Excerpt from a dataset
• • • •

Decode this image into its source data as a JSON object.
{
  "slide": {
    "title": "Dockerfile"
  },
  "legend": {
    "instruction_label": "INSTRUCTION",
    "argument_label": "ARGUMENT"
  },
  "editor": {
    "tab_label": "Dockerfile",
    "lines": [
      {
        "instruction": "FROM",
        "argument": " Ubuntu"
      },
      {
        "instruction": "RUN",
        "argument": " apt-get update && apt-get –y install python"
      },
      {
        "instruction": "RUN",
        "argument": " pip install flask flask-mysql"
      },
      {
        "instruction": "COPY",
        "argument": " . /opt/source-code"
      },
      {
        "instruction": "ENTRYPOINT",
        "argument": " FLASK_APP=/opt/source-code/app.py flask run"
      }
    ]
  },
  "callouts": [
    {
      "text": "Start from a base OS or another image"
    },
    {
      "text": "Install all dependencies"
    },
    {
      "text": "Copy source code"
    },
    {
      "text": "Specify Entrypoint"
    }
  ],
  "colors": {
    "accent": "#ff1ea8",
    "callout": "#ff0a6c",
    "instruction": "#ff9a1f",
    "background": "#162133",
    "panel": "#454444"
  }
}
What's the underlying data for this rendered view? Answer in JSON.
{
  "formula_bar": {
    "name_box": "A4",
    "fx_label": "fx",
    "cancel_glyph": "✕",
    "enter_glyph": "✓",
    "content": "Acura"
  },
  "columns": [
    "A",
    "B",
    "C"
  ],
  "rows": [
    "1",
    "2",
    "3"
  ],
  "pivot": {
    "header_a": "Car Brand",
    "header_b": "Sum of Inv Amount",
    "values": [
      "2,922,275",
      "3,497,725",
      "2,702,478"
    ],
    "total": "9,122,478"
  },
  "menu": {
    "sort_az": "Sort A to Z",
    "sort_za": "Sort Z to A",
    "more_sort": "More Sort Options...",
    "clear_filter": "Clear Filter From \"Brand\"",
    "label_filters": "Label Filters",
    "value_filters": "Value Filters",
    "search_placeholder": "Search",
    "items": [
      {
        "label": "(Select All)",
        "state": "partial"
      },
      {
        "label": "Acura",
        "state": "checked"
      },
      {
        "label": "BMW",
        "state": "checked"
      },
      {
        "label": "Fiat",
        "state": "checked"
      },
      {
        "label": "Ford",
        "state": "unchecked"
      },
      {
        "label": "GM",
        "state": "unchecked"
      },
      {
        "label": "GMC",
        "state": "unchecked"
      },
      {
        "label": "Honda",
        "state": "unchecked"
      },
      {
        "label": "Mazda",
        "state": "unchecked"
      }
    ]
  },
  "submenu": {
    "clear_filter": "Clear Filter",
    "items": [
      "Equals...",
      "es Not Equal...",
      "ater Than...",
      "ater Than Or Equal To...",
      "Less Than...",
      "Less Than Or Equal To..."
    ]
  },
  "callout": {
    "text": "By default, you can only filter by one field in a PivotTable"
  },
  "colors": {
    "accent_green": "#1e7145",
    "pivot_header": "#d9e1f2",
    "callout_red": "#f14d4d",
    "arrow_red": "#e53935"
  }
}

• • • •

• AIM:
Please quote every record above exactly as it appears.

• TASK OUTPUT:
Decode this image into its source data as a JSON object.
{
  "slide": {
    "title": "Dockerfile"
  },
  "legend": {
    "instruction_label": "INSTRUCTION",
    "argument_label": "ARGUMENT"
  },
  "editor": {
    "tab_label": "Dockerfile",
    "lines": [
      {
        "instruction": "FROM",
        "argument": " Ubuntu"
      },
      {
        "instruction": "RUN",
        "argument": " apt-get update && apt-get –y install python"
      },
      {
        "instruction": "RUN",
        "argument": " pip install flask flask-mysql"
      },
      {
        "instruction": "COPY",
        "argument": " . /opt/source-code"
      },
      {
        "instruction": "ENTRYPOINT",
        "argument": " FLASK_APP=/opt/source-code/app.py flask run"
      }
    ]
  },
  "callouts": [
    {
      "text": "Start from a base OS or another image"
    },
    {
      "text": "Install all dependencies"
    },
    {
      "text": "Copy source code"
    },
    {
      "text": "Specify Entrypoint"
    }
  ],
  "colors": {
    "accent": "#ff1ea8",
    "callout": "#ff0a6c",
    "instruction": "#ff9a1f",
    "background": "#162133",
    "panel": "#454444"
  }
}
What's the underlying data for this rendered view? Answer in JSON.
{
  "formula_bar": {
    "name_box": "A4",
    "fx_label": "fx",
    "cancel_glyph": "✕",
    "enter_glyph": "✓",
    "content": "Acura"
  },
  "columns": [
    "A",
    "B",
    "C"
  ],
  "rows": [
    "1",
    "2",
    "3"
  ],
  "pivot": {
    "header_a": "Car Brand",
    "header_b": "Sum of Inv Amount",
    "values": [
      "2,922,275",
      "3,497,725",
      "2,702,478"
    ],
    "total": "9,122,478"
  },
  "menu": {
    "sort_az": "Sort A to Z",
    "sort_za": "Sort Z to A",
    "more_sort": "More Sort Options...",
    "clear_filter": "Clear Filter From \"Brand\"",
    "label_filters": "Label Filters",
    "value_filters": "Value Filters",
    "search_placeholder": "Search",
    "items": [
      {
        "label": "(Select All)",
        "state": "partial"
      },
      {
        "label": "Acura",
        "state": "checked"
      },
      {
        "label": "BMW",
        "state": "checked"
      },
      {
        "label": "Fiat",
        "state": "checked"
      },
      {
        "label": "Ford",
        "state": "unchecked"
      },
      {
        "label": "GM",
        "state": "unchecked"
      },
      {
        "label": "GMC",
        "state": "unchecked"
      },
      {
        "label": "Honda",
        "state": "unchecked"
      },
      {
        "label": "Mazda",
        "state": "unchecked"
      }
    ]
  },
  "submenu": {
    "clear_filter": "Clear Filter",
    "items": [
      "Equals...",
      "es Not Equal...",
      "ater Than...",
      "ater Than Or Equal To...",
      "Less Than...",
      "Less Than Or Equal To..."
    ]
  },
  "callout": {
    "text": "By default, you can only filter by one field in a PivotTable"
  },
  "colors": {
    "accent_green": "#1e7145",
    "pivot_header": "#d9e1f2",
    "callout_red": "#f14d4d",
    "arrow_red": "#e53935"
  }
}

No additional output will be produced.